• _Required work_:
Each entry below should be returned exactly as is, with the pictures removed.

Items listed in a dataset
————————
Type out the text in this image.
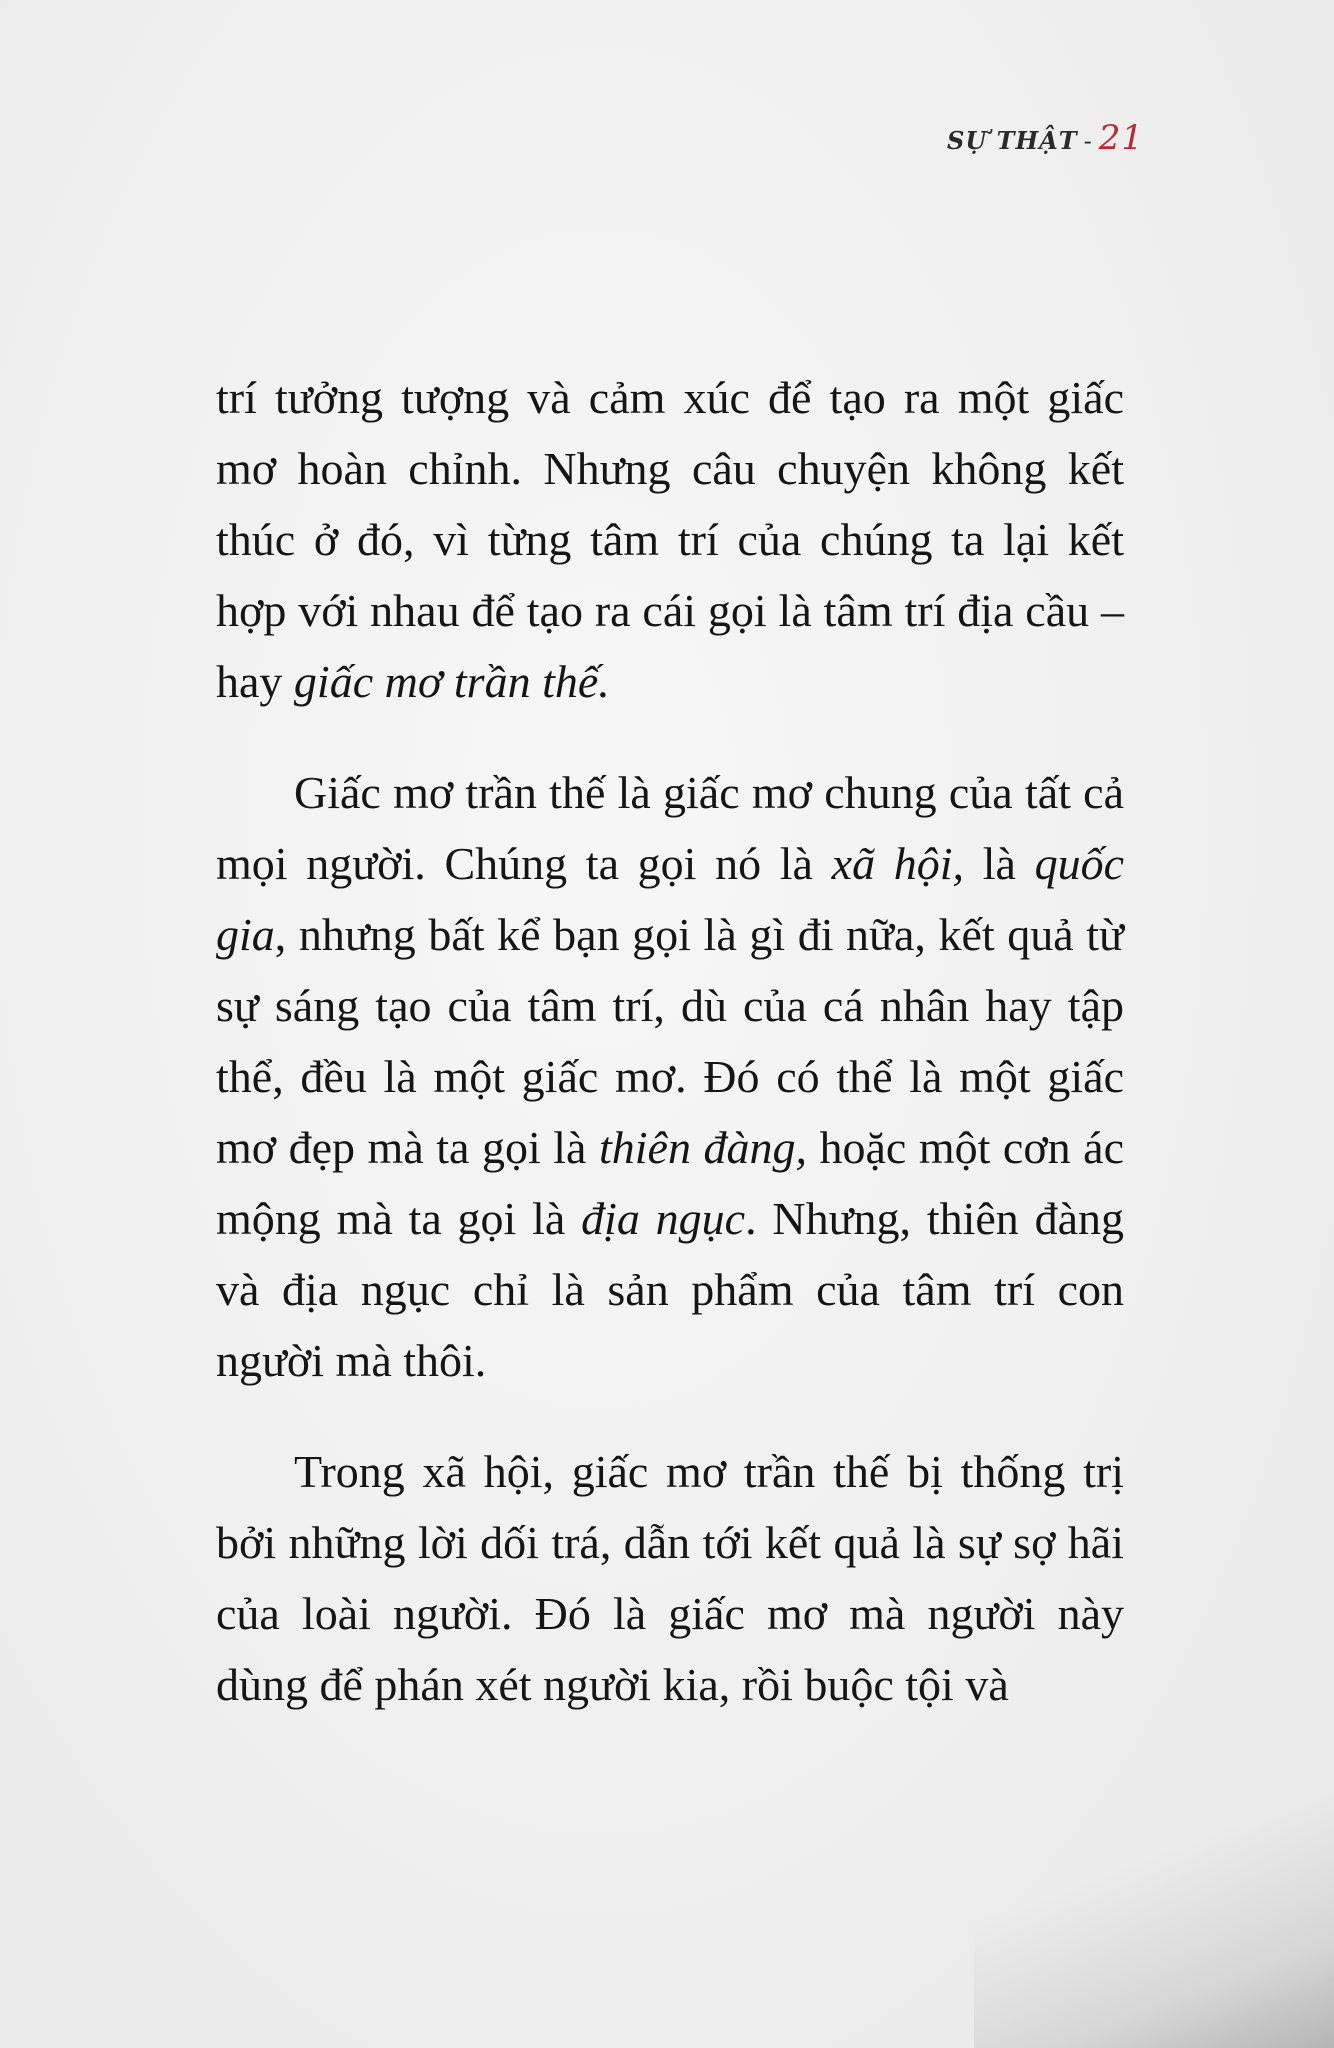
SỰ THẬT - 21

trí tưởng tượng và cảm xúc để tạo ra một giấc mơ hoàn chỉnh. Nhưng câu chuyện không kết thúc ở đó, vì từng tâm trí của chúng ta lại kết hợp với nhau để tạo ra cái gọi là tâm trí địa cầu – hay giấc mơ trần thế.

Giấc mơ trần thế là giấc mơ chung của tất cả mọi người. Chúng ta gọi nó là xã hội, là quốc gia, nhưng bất kể bạn gọi là gì đi nữa, kết quả từ sự sáng tạo của tâm trí, dù của cá nhân hay tập thể, đều là một giấc mơ. Đó có thể là một giấc mơ đẹp mà ta gọi là thiên đàng, hoặc một cơn ác mộng mà ta gọi là địa ngục. Nhưng, thiên đàng và địa ngục chỉ là sản phẩm của tâm trí con người mà thôi.

Trong xã hội, giấc mơ trần thế bị thống trị bởi những lời dối trá, dẫn tới kết quả là sự sợ hãi của loài người. Đó là giấc mơ mà người này dùng để phán xét người kia, rồi buộc tội và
————————
• _Written solution_:
Type out the text in this image.
SỰ THẬT - 21

trí tưởng tượng và cảm xúc để tạo ra một giấc mơ hoàn chỉnh. Nhưng câu chuyện không kết thúc ở đó, vì từng tâm trí của chúng ta lại kết hợp với nhau để tạo ra cái gọi là tâm trí địa cầu – hay giấc mơ trần thế.

Giấc mơ trần thế là giấc mơ chung của tất cả mọi người. Chúng ta gọi nó là xã hội, là quốc gia, nhưng bất kể bạn gọi là gì đi nữa, kết quả từ sự sáng tạo của tâm trí, dù của cá nhân hay tập thể, đều là một giấc mơ. Đó có thể là một giấc mơ đẹp mà ta gọi là thiên đàng, hoặc một cơn ác mộng mà ta gọi là địa ngục. Nhưng, thiên đàng và địa ngục chỉ là sản phẩm của tâm trí con người mà thôi.

Trong xã hội, giấc mơ trần thế bị thống trị bởi những lời dối trá, dẫn tới kết quả là sự sợ hãi của loài người. Đó là giấc mơ mà người này dùng để phán xét người kia, rồi buộc tội và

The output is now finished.